• _GOAL_:
Locate the word "b是不相等的正数" in the data below, then copy every line that holds it.

— begin DATA ROWS —

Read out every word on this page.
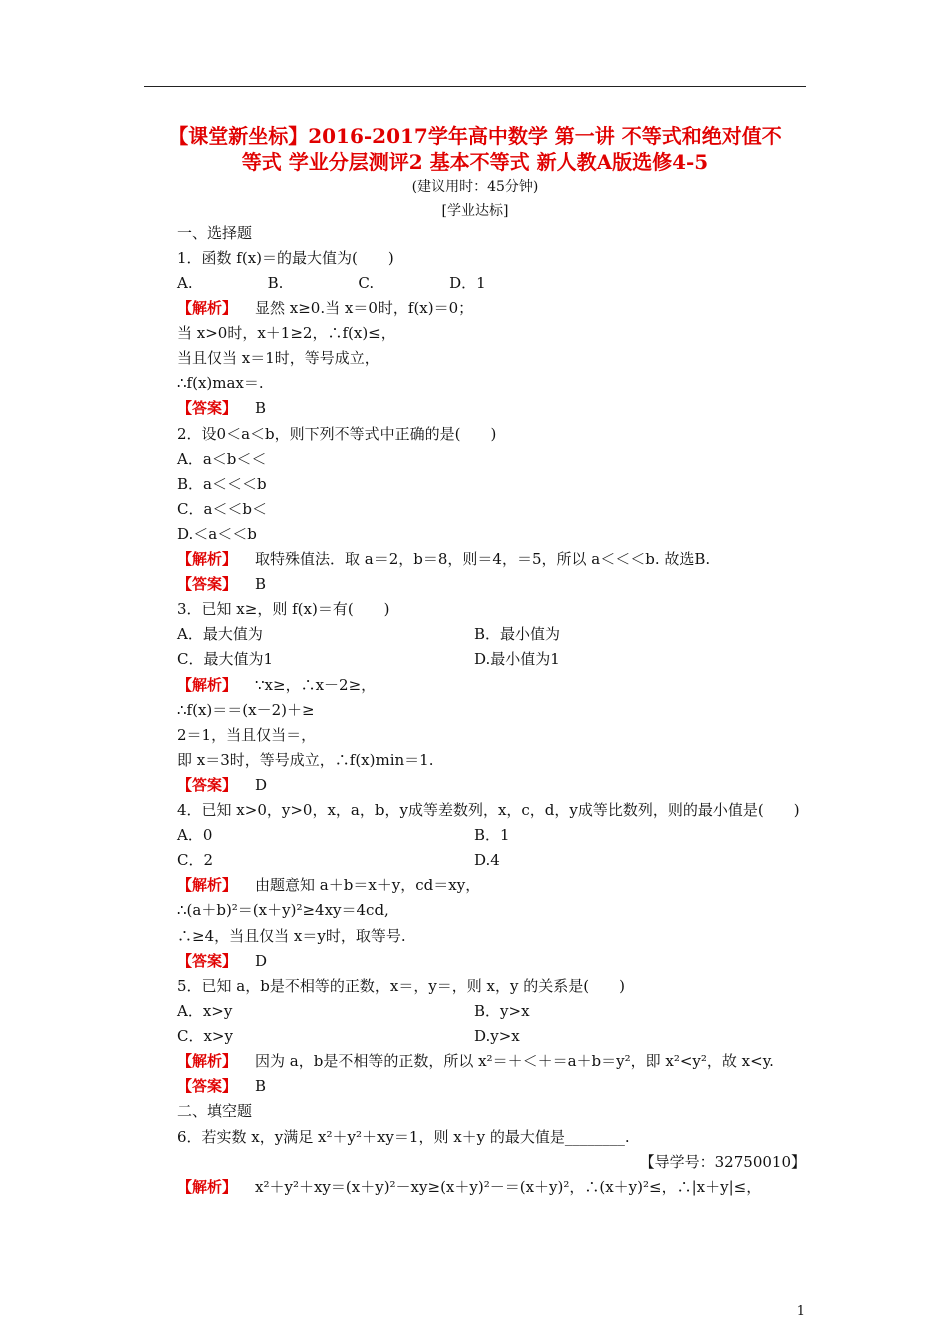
【课堂新坐标】2016-2017学年高中数学 第一讲 不等式和绝对值不
等式 学业分层测评2 基本不等式 新人教A版选修4-5
(建议用时：45分钟)
[学业达标]
一、选择题
1．函数 f(x)＝的最大值为(　　)
A.　　　　　B.　　　　　C.　　　　　D．1
【解析】 显然 x≥0.当 x＝0时，f(x)＝0；
当 x>0时，x＋1≥2，∴f(x)≤，
当且仅当 x＝1时，等号成立，
∴f(x)max＝.
【答案】 B
2．设0＜a＜b，则下列不等式中正确的是(　　)
A．a＜b＜＜
B．a＜＜＜b
C．a＜＜b＜
D.＜a＜＜b
【解析】 取特殊值法．取 a＝2，b＝8，则＝4，＝5，所以 a＜＜＜b. 故选B.
【答案】 B
3．已知 x≥，则 f(x)＝有(　　)
A．最大值为	B．最小值为
C．最大值为1	D.最小值为1
【解析】 ∵x≥，∴x－2≥，
∴f(x)＝＝(x－2)＋≥
2＝1，当且仅当＝，
即 x＝3时，等号成立，∴f(x)min＝1.
【答案】 D
4．已知 x>0，y>0，x，a，b，y成等差数列，x，c，d，y成等比数列，则的最小值是(　　)
A．0	B．1
C．2	D.4
【解析】 由题意知 a＋b＝x＋y，cd＝xy，
∴(a＋b)²＝(x＋y)²≥4xy＝4cd,
∴≥4，当且仅当 x＝y时，取等号.
【答案】 D
5．已知 a，b是不相等的正数，x＝，y＝，则 x，y 的关系是(　　)
A．x>y	B．y>x
C．x>y	D.y>x
【解析】 因为 a，b是不相等的正数，所以 x²＝＋＜＋＝a＋b＝y²，即 x²<y²，故 x<y.
【答案】 B
二、填空题
6．若实数 x，y满足 x²＋y²＋xy＝1，则 x＋y 的最大值是________.
【导学号：32750010】
【解析】 x²＋y²＋xy＝(x＋y)²－xy≥(x＋y)²－＝(x＋y)²，∴(x＋y)²≤，∴|x＋y|≤，
1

— end DATA ROWS —

• _RESULT OF THIS EXERCISE_:
5．已知 a，b是不相等的正数，x＝，y＝，则 x，y 的关系是(　　)
【解析】 因为 a，b是不相等的正数，所以 x²＝＋＜＋＝a＋b＝y²，即 x²<y²，故 x<y.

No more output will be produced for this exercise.